[Start Recorded information]
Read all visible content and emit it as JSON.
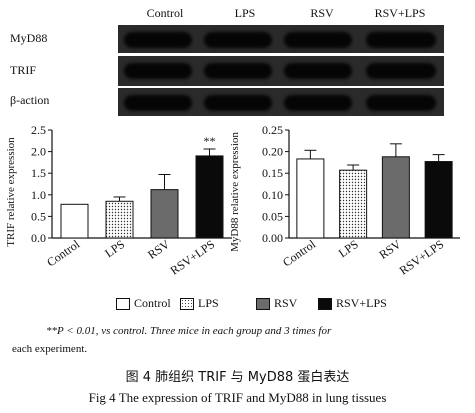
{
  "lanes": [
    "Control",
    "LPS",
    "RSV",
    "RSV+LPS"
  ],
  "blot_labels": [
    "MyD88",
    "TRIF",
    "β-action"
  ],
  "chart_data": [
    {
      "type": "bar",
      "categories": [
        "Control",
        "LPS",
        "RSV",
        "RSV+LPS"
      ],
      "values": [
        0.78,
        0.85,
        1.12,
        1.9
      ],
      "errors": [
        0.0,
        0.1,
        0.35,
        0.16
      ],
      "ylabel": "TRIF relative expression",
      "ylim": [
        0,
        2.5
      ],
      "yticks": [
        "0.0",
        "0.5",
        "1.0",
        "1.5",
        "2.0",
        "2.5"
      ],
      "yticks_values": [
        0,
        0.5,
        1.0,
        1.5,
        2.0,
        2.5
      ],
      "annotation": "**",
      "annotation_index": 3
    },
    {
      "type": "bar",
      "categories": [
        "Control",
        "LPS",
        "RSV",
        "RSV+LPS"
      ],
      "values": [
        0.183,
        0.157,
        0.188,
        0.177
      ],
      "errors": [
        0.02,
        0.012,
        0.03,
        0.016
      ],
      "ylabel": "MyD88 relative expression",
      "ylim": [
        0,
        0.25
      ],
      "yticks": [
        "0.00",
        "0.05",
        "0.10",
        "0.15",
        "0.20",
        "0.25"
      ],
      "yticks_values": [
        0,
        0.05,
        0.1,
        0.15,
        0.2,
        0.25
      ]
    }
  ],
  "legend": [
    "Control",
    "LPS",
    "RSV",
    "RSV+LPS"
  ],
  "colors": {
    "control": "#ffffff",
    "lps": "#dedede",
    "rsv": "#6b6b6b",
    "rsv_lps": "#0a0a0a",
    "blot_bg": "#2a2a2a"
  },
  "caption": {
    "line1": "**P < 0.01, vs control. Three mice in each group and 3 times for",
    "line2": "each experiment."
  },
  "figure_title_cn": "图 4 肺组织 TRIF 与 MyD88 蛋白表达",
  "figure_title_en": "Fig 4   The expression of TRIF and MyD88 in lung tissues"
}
[End Recorded information]
[Start Recorded information]
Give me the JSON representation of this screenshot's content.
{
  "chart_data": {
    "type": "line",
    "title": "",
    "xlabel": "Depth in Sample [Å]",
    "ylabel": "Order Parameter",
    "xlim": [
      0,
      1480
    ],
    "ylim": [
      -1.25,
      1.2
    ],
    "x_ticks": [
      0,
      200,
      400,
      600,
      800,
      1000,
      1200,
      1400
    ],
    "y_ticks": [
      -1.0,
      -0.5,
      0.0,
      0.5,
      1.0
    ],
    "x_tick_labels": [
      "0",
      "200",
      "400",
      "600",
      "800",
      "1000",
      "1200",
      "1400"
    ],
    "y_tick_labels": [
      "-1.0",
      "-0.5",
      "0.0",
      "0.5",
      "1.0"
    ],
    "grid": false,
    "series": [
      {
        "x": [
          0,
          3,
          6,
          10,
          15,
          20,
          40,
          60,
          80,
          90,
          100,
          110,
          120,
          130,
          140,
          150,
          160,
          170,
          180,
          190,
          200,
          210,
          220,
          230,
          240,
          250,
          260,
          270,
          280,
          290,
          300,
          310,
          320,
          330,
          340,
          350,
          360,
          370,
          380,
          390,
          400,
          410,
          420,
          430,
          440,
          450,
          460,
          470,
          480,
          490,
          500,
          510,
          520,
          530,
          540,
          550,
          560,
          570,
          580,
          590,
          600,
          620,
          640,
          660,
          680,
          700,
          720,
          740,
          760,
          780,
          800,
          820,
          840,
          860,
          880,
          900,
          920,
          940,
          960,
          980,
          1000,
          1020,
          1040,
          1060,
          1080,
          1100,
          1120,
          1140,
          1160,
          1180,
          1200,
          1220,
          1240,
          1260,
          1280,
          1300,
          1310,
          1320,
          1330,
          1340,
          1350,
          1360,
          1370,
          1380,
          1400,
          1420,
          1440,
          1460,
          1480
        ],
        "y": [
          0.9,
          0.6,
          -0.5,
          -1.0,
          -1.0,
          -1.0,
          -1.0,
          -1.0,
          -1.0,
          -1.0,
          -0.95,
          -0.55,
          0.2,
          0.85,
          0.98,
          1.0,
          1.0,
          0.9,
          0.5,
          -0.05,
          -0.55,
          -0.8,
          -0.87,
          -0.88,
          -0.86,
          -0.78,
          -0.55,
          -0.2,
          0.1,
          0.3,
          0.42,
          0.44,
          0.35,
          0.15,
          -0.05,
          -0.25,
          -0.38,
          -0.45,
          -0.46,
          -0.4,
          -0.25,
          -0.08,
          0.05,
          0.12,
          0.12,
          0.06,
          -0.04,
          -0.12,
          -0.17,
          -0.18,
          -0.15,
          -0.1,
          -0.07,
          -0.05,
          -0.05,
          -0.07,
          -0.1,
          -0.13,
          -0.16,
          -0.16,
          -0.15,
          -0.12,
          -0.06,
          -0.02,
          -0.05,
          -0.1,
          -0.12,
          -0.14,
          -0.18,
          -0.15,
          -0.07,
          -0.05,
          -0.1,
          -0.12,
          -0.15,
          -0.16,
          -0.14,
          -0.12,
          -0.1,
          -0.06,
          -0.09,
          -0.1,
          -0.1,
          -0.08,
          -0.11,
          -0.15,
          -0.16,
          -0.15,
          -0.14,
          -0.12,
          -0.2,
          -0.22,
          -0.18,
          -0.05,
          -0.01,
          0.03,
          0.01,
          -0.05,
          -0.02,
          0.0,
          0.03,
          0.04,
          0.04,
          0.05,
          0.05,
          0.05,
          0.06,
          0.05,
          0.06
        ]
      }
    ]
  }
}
[End Recorded information]
__Problem to work on__
Copy each line of the data that contains the word "relative".

__Final result__
      "ylabel": "TRIF relative expression",
      "ylabel": "MyD88 relative expression",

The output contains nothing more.